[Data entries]
◇ ◇ ◇
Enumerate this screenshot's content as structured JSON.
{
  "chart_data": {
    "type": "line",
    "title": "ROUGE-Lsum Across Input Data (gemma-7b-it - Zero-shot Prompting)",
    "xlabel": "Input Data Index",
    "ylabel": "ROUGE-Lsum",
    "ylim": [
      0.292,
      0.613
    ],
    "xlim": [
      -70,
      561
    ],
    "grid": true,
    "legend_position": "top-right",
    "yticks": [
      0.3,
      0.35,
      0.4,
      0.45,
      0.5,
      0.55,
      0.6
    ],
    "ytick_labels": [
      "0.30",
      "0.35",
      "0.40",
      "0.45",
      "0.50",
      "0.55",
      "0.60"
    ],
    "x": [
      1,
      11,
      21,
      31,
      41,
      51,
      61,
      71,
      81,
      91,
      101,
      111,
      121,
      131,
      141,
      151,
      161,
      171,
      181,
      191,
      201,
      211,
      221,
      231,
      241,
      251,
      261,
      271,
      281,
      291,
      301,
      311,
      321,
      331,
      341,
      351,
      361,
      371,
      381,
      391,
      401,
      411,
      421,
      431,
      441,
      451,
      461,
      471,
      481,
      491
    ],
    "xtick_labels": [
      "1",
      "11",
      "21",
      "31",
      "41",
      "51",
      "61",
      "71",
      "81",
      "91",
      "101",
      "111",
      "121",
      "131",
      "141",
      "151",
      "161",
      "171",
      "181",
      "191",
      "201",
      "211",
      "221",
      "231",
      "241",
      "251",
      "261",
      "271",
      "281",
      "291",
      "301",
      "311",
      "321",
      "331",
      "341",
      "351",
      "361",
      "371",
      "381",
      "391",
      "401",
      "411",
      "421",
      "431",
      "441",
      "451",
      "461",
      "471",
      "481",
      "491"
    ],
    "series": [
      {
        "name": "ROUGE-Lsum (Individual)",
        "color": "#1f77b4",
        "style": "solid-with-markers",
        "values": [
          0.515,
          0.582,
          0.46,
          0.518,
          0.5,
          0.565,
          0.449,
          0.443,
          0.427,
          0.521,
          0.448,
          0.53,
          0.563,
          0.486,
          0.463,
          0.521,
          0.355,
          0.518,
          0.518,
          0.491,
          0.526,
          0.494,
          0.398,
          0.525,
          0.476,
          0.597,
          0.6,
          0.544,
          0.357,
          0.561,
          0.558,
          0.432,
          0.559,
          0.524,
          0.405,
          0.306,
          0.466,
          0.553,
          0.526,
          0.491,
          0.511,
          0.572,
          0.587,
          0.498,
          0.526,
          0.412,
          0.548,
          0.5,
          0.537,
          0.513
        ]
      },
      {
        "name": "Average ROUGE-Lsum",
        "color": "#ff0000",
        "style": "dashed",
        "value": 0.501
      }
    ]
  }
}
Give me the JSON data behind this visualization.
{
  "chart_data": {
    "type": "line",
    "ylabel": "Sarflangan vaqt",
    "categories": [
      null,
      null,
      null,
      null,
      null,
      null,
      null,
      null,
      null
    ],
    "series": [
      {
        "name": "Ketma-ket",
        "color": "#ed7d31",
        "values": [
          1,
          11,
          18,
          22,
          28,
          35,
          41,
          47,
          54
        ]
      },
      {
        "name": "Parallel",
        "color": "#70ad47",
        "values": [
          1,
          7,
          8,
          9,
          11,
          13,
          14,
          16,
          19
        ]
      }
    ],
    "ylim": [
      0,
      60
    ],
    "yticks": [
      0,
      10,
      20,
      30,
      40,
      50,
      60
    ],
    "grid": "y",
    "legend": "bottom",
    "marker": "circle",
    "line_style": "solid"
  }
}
◇ ◇ ◇
Pull out every line from the one with "Give me the" to the end of the listing, and output only those.

Give me the JSON data behind this visualization.
{
  "chart_data": {
    "type": "line",
    "ylabel": "Sarflangan vaqt",
    "categories": [
      null,
      null,
      null,
      null,
      null,
      null,
      null,
      null,
      null
    ],
    "series": [
      {
        "name": "Ketma-ket",
        "color": "#ed7d31",
        "values": [
          1,
          11,
          18,
          22,
          28,
          35,
          41,
          47,
          54
        ]
      },
      {
        "name": "Parallel",
        "color": "#70ad47",
        "values": [
          1,
          7,
          8,
          9,
          11,
          13,
          14,
          16,
          19
        ]
      }
    ],
    "ylim": [
      0,
      60
    ],
    "yticks": [
      0,
      10,
      20,
      30,
      40,
      50,
      60
    ],
    "grid": "y",
    "legend": "bottom",
    "marker": "circle",
    "line_style": "solid"
  }
}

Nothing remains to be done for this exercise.